__RECORDS__.

· · · · · · ·

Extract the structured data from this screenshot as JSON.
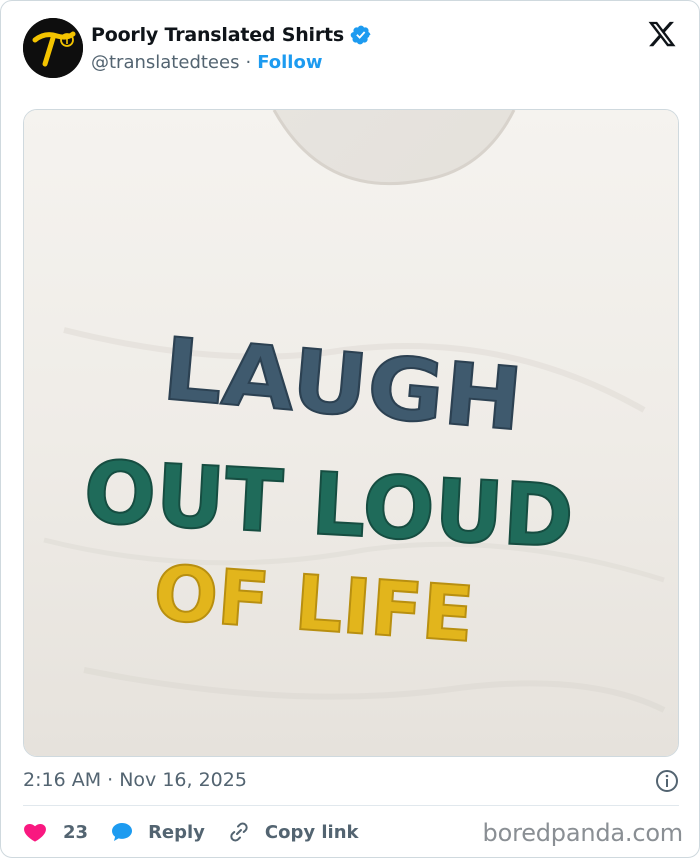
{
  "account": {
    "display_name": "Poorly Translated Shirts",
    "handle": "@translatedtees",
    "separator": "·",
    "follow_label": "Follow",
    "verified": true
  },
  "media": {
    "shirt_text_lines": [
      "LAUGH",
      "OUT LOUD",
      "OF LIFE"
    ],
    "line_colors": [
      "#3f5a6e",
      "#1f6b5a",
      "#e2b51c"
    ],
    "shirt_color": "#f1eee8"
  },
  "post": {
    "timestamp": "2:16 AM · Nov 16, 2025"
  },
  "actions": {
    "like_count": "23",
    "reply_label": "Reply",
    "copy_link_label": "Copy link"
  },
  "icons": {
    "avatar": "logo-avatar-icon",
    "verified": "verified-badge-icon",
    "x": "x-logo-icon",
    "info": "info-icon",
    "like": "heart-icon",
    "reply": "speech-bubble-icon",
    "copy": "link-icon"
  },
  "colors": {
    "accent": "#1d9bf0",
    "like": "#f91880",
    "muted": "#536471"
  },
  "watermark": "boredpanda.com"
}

· · · · · · ·

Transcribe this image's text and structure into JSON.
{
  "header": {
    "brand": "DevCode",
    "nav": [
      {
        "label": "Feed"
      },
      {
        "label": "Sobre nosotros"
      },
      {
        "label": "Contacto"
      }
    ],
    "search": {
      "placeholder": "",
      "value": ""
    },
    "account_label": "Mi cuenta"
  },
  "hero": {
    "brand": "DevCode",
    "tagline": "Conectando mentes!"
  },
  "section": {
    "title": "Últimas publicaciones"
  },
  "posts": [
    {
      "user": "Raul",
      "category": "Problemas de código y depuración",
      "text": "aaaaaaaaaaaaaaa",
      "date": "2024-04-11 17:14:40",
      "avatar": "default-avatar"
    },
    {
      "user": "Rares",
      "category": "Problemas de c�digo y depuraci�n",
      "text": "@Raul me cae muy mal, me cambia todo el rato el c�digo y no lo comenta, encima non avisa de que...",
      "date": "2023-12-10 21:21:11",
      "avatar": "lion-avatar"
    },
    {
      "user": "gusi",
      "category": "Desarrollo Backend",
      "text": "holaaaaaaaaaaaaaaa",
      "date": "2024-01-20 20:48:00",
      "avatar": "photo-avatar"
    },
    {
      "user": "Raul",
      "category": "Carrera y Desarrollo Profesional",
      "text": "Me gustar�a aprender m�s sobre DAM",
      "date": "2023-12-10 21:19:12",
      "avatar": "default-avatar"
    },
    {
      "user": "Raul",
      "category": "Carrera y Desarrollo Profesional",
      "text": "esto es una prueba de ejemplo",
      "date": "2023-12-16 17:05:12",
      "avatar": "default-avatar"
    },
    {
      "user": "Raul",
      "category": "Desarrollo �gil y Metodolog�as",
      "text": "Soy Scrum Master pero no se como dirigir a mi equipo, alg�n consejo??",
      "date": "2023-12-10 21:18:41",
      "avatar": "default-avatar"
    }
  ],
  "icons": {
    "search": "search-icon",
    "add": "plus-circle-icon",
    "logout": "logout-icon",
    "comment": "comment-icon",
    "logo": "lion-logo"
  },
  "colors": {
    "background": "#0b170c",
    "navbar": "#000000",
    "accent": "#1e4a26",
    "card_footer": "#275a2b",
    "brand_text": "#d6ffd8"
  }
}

· · · · · · ·

__THE PROBLEM__. Count how many lines contain "link" and give only that count.

__RESPONSE BELOW__. 2